§ **Instrução**:
Responda com base no trecho abaixo sobre enquetes nos stories:
1. Qual percentual votou "100% real, choro e gritaria"?
2. Que percentual dos votos sobre conteúdo foi para informações e dicas úteis sobre temas de interesse?
3. Na pergunta final, com que imagem é comparada uma crise depressiva dissecada via stories?

§ **Trecho do texto**:

Hoje - ou melhor, ontem, quando subi as enquetes nos stories - o resultado foi um pouco diferente. Perguntei qual é o tipo de vulnerabilidade esperada de quem a gente segue e, entre algumas centenas de pessoas, só 4% votou “chorar tem a vida real, quero conto de fadas” e 43% escolheu “100% real, choro e gritaria”. Quem venceu foi uma terceira opção: uma curadoria leve de momentos da nossa existência, um morde e assopra, um mostra e esconde, quase um joguinho de sedução. Sim, o dia a dia virou uma exibição e nós somos os curadores artísticos da nossa vida.
Em conteúdo, a vida de amigos e familiares foi o interesse de 8%, a vida alheia de influenciadores recebeu 9% dos votos e os 83% restantes foram para informações e dicas úteis sobre temas de interesse. Talvez o diagnóstico seja outro: em momentos de desilusão social, dentro ou fora da internet, o conteúdo passa a exercer um papel bem mais utilitário.
Mas minha dúvida continua. Pra você, uma crise depressiva dissecada via stories é melhor que uma foto sorrindo no feed enquanto o mundo está caindo?

§ **Linhas**:
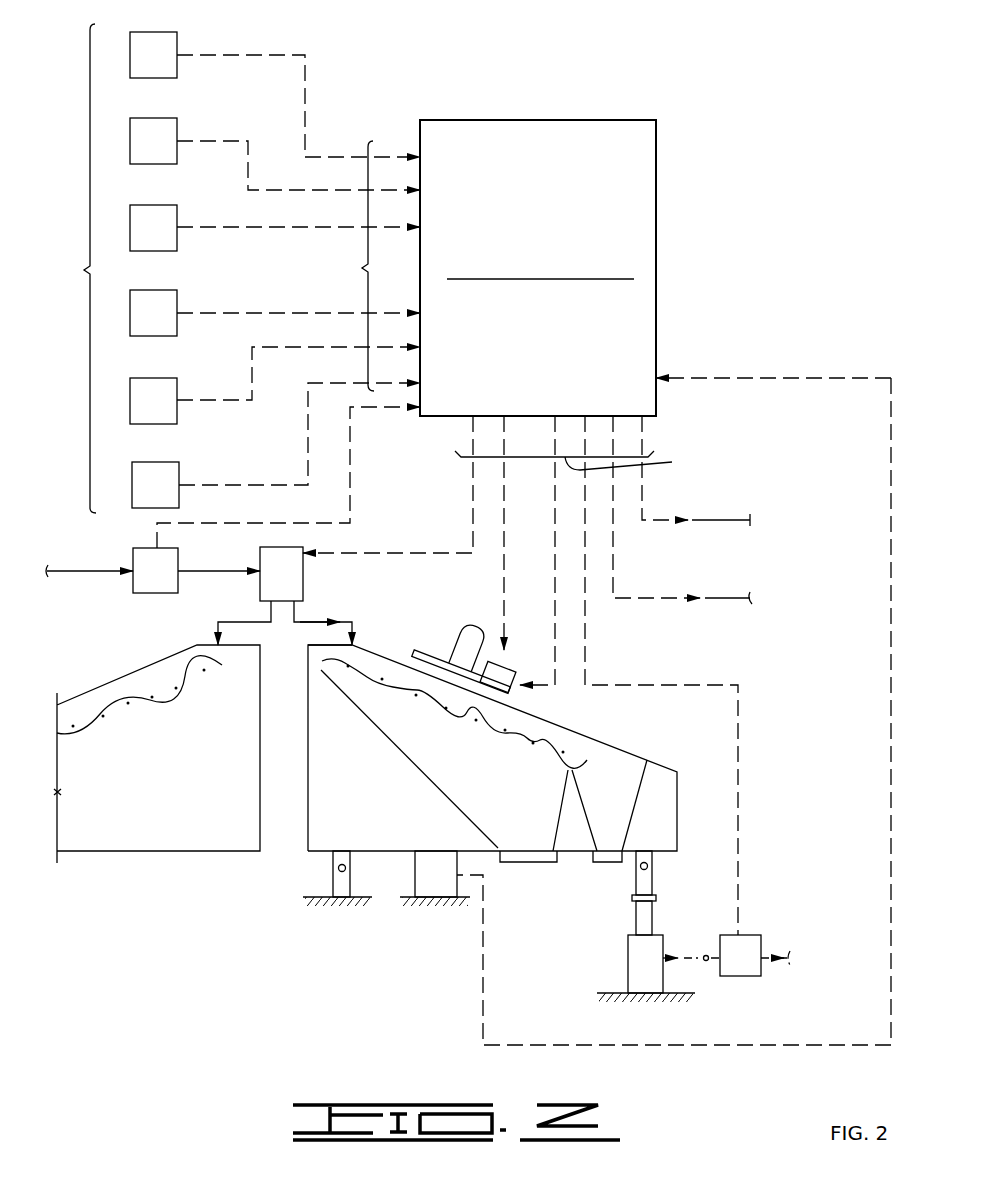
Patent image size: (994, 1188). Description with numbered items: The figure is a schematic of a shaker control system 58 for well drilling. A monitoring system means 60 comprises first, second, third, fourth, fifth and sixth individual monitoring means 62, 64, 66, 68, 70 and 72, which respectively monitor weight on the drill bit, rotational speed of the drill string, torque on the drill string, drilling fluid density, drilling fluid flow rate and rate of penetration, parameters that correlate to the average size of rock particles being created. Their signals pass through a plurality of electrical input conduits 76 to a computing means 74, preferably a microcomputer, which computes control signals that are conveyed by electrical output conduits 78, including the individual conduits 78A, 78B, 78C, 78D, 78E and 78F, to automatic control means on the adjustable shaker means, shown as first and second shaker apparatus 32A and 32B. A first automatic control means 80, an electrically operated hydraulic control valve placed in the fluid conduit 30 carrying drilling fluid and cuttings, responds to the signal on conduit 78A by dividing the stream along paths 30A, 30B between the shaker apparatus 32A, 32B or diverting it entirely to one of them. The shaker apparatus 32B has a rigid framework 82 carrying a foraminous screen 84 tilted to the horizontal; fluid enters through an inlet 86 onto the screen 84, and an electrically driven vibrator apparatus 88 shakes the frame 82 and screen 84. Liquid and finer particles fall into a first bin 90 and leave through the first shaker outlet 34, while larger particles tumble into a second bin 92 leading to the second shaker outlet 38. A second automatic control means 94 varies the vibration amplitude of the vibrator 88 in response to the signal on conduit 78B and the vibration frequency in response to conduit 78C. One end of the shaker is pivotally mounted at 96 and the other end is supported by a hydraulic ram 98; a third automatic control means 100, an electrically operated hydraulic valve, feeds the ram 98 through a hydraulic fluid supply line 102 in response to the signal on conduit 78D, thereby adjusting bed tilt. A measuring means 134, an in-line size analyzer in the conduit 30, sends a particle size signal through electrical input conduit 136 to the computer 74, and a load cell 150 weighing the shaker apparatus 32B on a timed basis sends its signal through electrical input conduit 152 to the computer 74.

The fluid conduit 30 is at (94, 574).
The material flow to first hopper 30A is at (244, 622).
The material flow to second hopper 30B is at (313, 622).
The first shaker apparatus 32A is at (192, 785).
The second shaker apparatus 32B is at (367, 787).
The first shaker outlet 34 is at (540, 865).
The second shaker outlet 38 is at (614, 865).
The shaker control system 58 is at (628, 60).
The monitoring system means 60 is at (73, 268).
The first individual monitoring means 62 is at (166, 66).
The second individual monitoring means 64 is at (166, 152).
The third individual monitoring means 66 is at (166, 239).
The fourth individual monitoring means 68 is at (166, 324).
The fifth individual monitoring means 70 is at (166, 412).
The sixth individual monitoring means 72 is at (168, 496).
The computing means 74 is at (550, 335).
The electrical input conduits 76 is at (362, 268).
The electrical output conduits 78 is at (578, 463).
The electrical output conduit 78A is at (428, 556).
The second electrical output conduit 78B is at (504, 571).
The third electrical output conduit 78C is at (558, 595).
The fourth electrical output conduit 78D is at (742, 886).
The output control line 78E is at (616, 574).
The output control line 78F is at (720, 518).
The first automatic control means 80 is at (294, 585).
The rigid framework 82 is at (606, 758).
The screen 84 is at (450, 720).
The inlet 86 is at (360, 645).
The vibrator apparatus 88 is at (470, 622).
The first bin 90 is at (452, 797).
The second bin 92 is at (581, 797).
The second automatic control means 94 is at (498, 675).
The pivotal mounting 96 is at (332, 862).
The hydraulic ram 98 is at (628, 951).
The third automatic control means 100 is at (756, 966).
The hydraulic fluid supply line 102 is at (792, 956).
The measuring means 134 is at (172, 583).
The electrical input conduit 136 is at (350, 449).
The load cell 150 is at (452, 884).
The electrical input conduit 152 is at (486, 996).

§ **Resposta escrita**:
1. 43%.
2. 83%.
3. Com uma foto sorrindo no feed enquanto o mundo está caindo.